◆ **WRITTEN TASK**: Write out the records word for word, with no pictures.

◆ **DATASET ENTRIES**:
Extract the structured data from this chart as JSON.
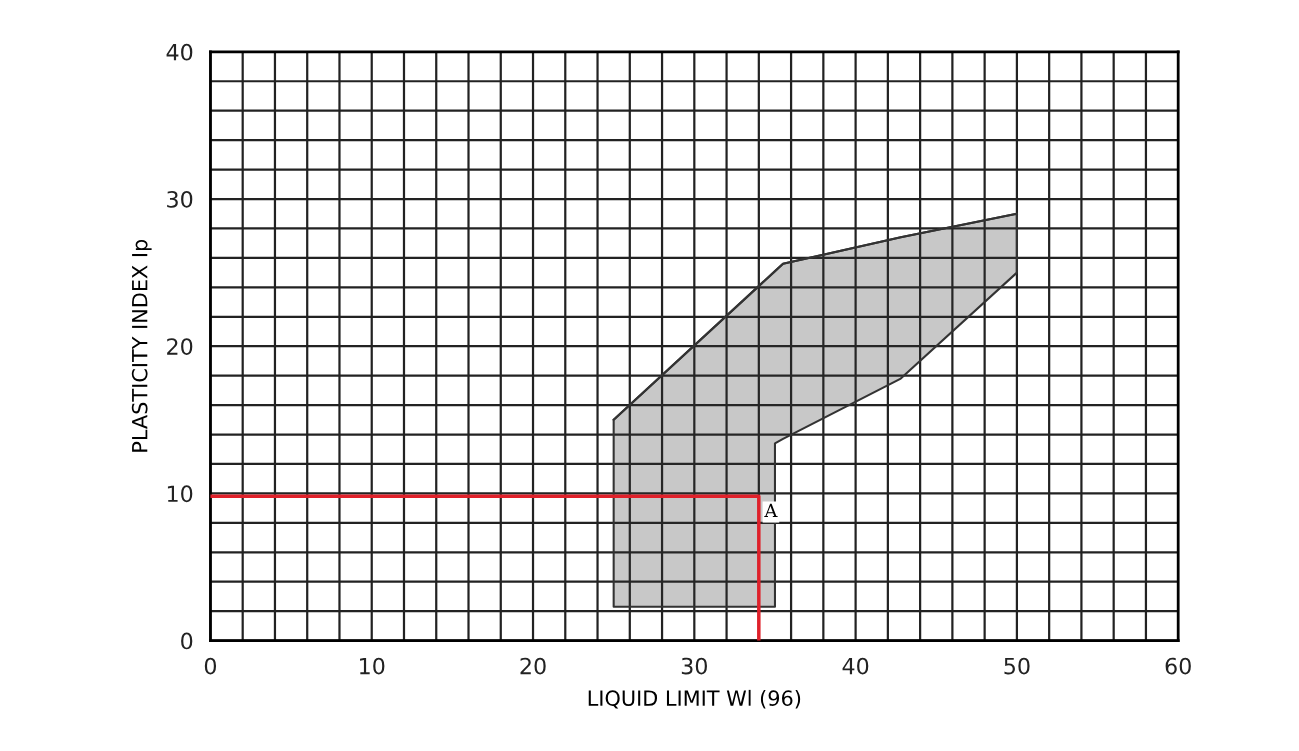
{
  "chart_data": {
    "type": "line",
    "xlabel": "LIQUID LIMIT Wl (96)",
    "ylabel": "PLASTICITY INDEX Ip",
    "series": [
      {
        "color": "#333333",
        "x": [
          25,
          35,
          35,
          35.5,
          42.8,
          50
        ],
        "values": [
          15,
          25.1,
          25.1,
          25.6,
          27.4,
          29
        ],
        "lower": [
          2.3,
          2.3,
          13.4,
          13.7,
          17.8,
          25
        ],
        "upper": [
          15,
          25.1,
          25.1,
          25.6,
          27.4,
          29
        ]
      },
      {
        "color": "#e0202a",
        "x": [
          0,
          34,
          34
        ],
        "values": [
          9.8,
          9.8,
          0
        ]
      }
    ],
    "annotations": [
      {
        "text": "A",
        "x": 34,
        "y": 9.8
      }
    ],
    "xlim": [
      0,
      60
    ],
    "ylim": [
      0,
      40
    ],
    "xticks": [
      0,
      {
        "value": 2,
        "label": null
      },
      {
        "value": 4,
        "label": null
      },
      {
        "value": 6,
        "label": null
      },
      {
        "value": 8,
        "label": null
      },
      10,
      {
        "value": 12,
        "label": null
      },
      {
        "value": 14,
        "label": null
      },
      {
        "value": 16,
        "label": null
      },
      {
        "value": 18,
        "label": null
      },
      20,
      {
        "value": 22,
        "label": null
      },
      {
        "value": 24,
        "label": null
      },
      {
        "value": 26,
        "label": null
      },
      {
        "value": 28,
        "label": null
      },
      30,
      {
        "value": 32,
        "label": null
      },
      {
        "value": 34,
        "label": null
      },
      {
        "value": 36,
        "label": null
      },
      {
        "value": 38,
        "label": null
      },
      40,
      {
        "value": 42,
        "label": null
      },
      {
        "value": 44,
        "label": null
      },
      {
        "value": 46,
        "label": null
      },
      {
        "value": 48,
        "label": null
      },
      50,
      {
        "value": 52,
        "label": null
      },
      {
        "value": 54,
        "label": null
      },
      {
        "value": 56,
        "label": null
      },
      {
        "value": 58,
        "label": null
      },
      60
    ],
    "yticks": [
      0,
      {
        "value": 2,
        "label": null
      },
      {
        "value": 4,
        "label": null
      },
      {
        "value": 6,
        "label": null
      },
      {
        "value": 8,
        "label": null
      },
      10,
      {
        "value": 12,
        "label": null
      },
      {
        "value": 14,
        "label": null
      },
      {
        "value": 16,
        "label": null
      },
      {
        "value": 18,
        "label": null
      },
      20,
      {
        "value": 22,
        "label": null
      },
      {
        "value": 24,
        "label": null
      },
      {
        "value": 26,
        "label": null
      },
      {
        "value": 28,
        "label": null
      },
      30,
      {
        "value": 32,
        "label": null
      },
      {
        "value": 34,
        "label": null
      },
      {
        "value": 36,
        "label": null
      },
      {
        "value": 38,
        "label": null
      },
      40
    ],
    "grid": true
  }
}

◆ **RESULT**:
Extract the structured data from this chart as JSON.
{
  "chart_data": {
    "type": "line",
    "xlabel": "LIQUID LIMIT Wl (96)",
    "ylabel": "PLASTICITY INDEX Ip",
    "series": [
      {
        "color": "#333333",
        "x": [
          25,
          35,
          35,
          35.5,
          42.8,
          50
        ],
        "values": [
          15,
          25.1,
          25.1,
          25.6,
          27.4,
          29
        ],
        "lower": [
          2.3,
          2.3,
          13.4,
          13.7,
          17.8,
          25
        ],
        "upper": [
          15,
          25.1,
          25.1,
          25.6,
          27.4,
          29
        ]
      },
      {
        "color": "#e0202a",
        "x": [
          0,
          34,
          34
        ],
        "values": [
          9.8,
          9.8,
          0
        ]
      }
    ],
    "annotations": [
      {
        "text": "A",
        "x": 34,
        "y": 9.8
      }
    ],
    "xlim": [
      0,
      60
    ],
    "ylim": [
      0,
      40
    ],
    "xticks": [
      0,
      {
        "value": 2,
        "label": null
      },
      {
        "value": 4,
        "label": null
      },
      {
        "value": 6,
        "label": null
      },
      {
        "value": 8,
        "label": null
      },
      10,
      {
        "value": 12,
        "label": null
      },
      {
        "value": 14,
        "label": null
      },
      {
        "value": 16,
        "label": null
      },
      {
        "value": 18,
        "label": null
      },
      20,
      {
        "value": 22,
        "label": null
      },
      {
        "value": 24,
        "label": null
      },
      {
        "value": 26,
        "label": null
      },
      {
        "value": 28,
        "label": null
      },
      30,
      {
        "value": 32,
        "label": null
      },
      {
        "value": 34,
        "label": null
      },
      {
        "value": 36,
        "label": null
      },
      {
        "value": 38,
        "label": null
      },
      40,
      {
        "value": 42,
        "label": null
      },
      {
        "value": 44,
        "label": null
      },
      {
        "value": 46,
        "label": null
      },
      {
        "value": 48,
        "label": null
      },
      50,
      {
        "value": 52,
        "label": null
      },
      {
        "value": 54,
        "label": null
      },
      {
        "value": 56,
        "label": null
      },
      {
        "value": 58,
        "label": null
      },
      60
    ],
    "yticks": [
      0,
      {
        "value": 2,
        "label": null
      },
      {
        "value": 4,
        "label": null
      },
      {
        "value": 6,
        "label": null
      },
      {
        "value": 8,
        "label": null
      },
      10,
      {
        "value": 12,
        "label": null
      },
      {
        "value": 14,
        "label": null
      },
      {
        "value": 16,
        "label": null
      },
      {
        "value": 18,
        "label": null
      },
      20,
      {
        "value": 22,
        "label": null
      },
      {
        "value": 24,
        "label": null
      },
      {
        "value": 26,
        "label": null
      },
      {
        "value": 28,
        "label": null
      },
      30,
      {
        "value": 32,
        "label": null
      },
      {
        "value": 34,
        "label": null
      },
      {
        "value": 36,
        "label": null
      },
      {
        "value": 38,
        "label": null
      },
      40
    ],
    "grid": true
  }
}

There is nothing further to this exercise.